** START OF Data to use **

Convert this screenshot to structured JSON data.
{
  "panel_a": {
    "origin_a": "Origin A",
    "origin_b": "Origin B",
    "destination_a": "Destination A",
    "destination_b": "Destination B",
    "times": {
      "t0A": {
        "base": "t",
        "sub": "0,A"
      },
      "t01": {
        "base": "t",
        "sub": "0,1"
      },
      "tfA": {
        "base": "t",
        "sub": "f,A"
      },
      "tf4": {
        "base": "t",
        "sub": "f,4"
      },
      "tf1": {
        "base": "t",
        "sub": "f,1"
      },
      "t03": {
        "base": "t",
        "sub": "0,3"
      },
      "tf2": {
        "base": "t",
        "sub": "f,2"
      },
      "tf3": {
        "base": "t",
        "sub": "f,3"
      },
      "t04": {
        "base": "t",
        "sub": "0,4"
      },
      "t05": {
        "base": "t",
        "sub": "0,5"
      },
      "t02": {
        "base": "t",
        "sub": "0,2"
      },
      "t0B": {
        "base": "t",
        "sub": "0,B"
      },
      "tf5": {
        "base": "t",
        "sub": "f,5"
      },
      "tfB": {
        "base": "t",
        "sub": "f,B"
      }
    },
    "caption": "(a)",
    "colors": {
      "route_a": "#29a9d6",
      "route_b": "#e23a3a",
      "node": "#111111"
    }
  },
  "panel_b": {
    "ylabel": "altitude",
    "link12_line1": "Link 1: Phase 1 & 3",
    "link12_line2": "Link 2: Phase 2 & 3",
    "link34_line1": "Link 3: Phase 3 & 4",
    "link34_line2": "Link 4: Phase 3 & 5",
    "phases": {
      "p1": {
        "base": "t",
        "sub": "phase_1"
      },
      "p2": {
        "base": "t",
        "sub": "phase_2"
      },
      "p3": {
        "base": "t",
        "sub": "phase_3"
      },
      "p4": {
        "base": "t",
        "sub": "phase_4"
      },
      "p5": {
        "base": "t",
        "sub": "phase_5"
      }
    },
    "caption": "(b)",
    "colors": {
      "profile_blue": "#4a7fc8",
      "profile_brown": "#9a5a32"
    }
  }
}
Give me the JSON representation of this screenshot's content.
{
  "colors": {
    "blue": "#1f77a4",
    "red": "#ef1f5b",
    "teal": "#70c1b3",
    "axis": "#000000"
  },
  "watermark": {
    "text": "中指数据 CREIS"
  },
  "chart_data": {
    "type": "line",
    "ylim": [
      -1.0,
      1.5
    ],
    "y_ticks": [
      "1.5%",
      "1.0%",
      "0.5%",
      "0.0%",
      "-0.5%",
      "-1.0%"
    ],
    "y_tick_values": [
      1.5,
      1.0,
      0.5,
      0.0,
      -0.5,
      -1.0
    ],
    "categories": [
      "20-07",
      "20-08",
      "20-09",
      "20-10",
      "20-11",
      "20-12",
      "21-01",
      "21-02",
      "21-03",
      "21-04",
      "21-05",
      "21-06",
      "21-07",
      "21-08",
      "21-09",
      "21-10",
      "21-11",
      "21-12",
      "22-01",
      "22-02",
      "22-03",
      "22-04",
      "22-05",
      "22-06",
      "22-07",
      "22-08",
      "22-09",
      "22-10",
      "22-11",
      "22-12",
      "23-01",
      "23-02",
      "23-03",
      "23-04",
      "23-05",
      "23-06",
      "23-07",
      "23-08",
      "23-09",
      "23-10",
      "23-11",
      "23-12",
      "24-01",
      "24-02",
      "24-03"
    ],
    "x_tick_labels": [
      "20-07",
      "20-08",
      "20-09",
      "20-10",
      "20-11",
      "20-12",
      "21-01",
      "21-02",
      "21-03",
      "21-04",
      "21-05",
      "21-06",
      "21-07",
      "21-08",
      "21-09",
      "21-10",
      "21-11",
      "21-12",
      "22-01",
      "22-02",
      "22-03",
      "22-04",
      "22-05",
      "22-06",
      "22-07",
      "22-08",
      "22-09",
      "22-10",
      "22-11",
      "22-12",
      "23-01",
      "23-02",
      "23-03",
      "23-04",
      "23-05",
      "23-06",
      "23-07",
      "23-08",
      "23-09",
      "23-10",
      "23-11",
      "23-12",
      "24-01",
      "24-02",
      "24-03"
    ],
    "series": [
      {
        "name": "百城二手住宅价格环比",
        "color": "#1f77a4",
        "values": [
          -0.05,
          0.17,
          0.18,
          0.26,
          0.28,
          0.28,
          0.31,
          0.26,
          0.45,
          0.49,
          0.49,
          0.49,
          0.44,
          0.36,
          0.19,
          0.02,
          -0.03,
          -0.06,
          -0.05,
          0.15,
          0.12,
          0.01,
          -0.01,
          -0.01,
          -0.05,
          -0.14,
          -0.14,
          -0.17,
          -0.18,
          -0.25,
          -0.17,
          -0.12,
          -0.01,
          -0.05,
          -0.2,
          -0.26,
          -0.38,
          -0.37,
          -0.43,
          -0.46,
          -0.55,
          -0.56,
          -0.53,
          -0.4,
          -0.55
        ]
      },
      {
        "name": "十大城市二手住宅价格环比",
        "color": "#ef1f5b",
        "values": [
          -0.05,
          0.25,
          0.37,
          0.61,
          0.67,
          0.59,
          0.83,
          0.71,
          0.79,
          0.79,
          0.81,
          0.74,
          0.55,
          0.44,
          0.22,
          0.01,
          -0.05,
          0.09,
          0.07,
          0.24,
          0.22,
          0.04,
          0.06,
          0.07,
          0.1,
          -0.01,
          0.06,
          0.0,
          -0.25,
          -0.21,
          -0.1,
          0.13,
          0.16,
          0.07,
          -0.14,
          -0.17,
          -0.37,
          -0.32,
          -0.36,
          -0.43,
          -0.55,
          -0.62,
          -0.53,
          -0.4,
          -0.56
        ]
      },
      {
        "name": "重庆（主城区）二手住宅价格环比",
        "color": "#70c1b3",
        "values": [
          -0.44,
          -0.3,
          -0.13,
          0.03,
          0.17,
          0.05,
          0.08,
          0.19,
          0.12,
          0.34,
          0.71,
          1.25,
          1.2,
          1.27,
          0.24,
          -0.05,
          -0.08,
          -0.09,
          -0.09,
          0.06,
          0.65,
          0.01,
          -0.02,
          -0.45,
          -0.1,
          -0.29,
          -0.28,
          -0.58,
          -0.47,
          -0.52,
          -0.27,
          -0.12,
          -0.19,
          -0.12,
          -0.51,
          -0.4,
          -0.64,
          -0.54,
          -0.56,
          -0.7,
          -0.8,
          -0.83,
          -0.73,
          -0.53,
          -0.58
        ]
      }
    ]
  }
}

** END OF Data to use **

#### Challenge
Count every line in the listing above that holds "screenshot", then report only the count.

#### Solution below
2